__Short exercise__
Identify all lines of the data containing the string "Deaths" and copy them.

— BEGIN Extracted material —

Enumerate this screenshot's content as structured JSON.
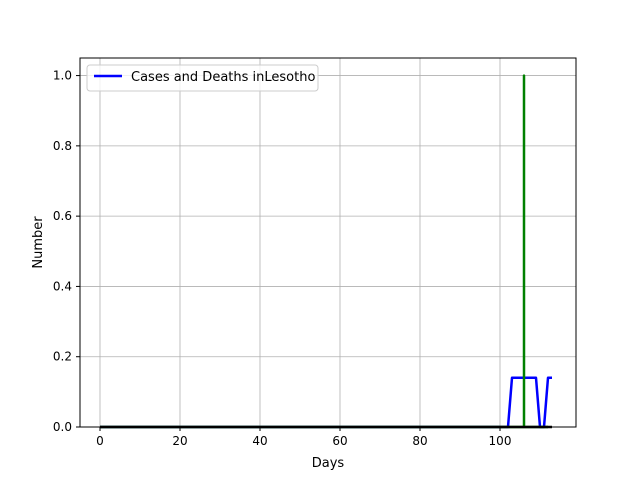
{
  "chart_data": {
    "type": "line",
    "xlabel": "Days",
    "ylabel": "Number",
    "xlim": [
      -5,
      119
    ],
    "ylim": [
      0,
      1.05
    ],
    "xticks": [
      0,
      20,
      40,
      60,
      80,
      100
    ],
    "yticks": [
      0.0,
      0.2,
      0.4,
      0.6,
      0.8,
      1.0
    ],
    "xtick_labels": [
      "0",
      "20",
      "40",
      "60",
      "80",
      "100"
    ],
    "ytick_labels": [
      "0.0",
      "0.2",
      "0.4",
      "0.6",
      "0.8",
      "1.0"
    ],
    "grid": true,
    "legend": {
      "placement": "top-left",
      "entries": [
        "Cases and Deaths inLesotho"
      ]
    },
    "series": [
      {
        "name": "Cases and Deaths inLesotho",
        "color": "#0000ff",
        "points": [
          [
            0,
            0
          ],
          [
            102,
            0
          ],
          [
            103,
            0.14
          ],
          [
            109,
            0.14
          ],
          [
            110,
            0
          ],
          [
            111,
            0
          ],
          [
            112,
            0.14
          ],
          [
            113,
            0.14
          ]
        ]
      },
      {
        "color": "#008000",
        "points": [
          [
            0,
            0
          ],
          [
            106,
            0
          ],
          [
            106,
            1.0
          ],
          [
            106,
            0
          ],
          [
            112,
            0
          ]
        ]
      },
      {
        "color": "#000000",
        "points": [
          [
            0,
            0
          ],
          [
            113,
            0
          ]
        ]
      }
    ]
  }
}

— END Extracted material —
— BEGIN Extracted material —

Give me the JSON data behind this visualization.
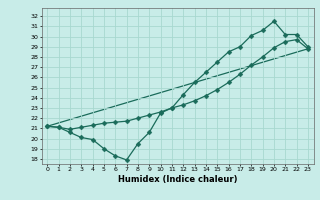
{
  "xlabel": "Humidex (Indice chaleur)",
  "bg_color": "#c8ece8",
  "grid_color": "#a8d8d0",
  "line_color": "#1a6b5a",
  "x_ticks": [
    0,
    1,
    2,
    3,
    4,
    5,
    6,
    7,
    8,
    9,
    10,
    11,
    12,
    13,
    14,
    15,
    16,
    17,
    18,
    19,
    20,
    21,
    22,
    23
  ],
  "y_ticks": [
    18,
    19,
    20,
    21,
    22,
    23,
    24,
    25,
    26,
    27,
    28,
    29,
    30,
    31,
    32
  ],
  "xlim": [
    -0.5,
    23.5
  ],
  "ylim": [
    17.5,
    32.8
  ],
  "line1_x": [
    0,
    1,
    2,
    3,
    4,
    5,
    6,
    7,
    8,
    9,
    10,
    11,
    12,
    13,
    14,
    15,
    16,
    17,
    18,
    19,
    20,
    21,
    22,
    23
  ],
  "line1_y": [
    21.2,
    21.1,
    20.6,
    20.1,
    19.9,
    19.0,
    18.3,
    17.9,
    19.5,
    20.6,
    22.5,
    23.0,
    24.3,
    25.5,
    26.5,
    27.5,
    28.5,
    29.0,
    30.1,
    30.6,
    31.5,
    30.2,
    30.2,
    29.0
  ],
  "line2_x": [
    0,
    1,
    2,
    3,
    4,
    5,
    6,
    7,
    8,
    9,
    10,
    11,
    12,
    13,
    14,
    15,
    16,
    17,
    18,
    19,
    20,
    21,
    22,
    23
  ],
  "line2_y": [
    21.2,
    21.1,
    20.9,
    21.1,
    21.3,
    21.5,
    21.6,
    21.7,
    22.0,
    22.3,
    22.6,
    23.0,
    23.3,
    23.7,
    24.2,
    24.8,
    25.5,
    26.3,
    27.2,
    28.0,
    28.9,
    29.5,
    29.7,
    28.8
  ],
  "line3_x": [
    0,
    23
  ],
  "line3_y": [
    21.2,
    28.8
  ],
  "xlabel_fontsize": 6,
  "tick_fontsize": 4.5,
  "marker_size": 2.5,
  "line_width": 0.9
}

— END Extracted material —

__Reply to the task__
        "Cases and Deaths inLesotho"
        "name": "Cases and Deaths inLesotho",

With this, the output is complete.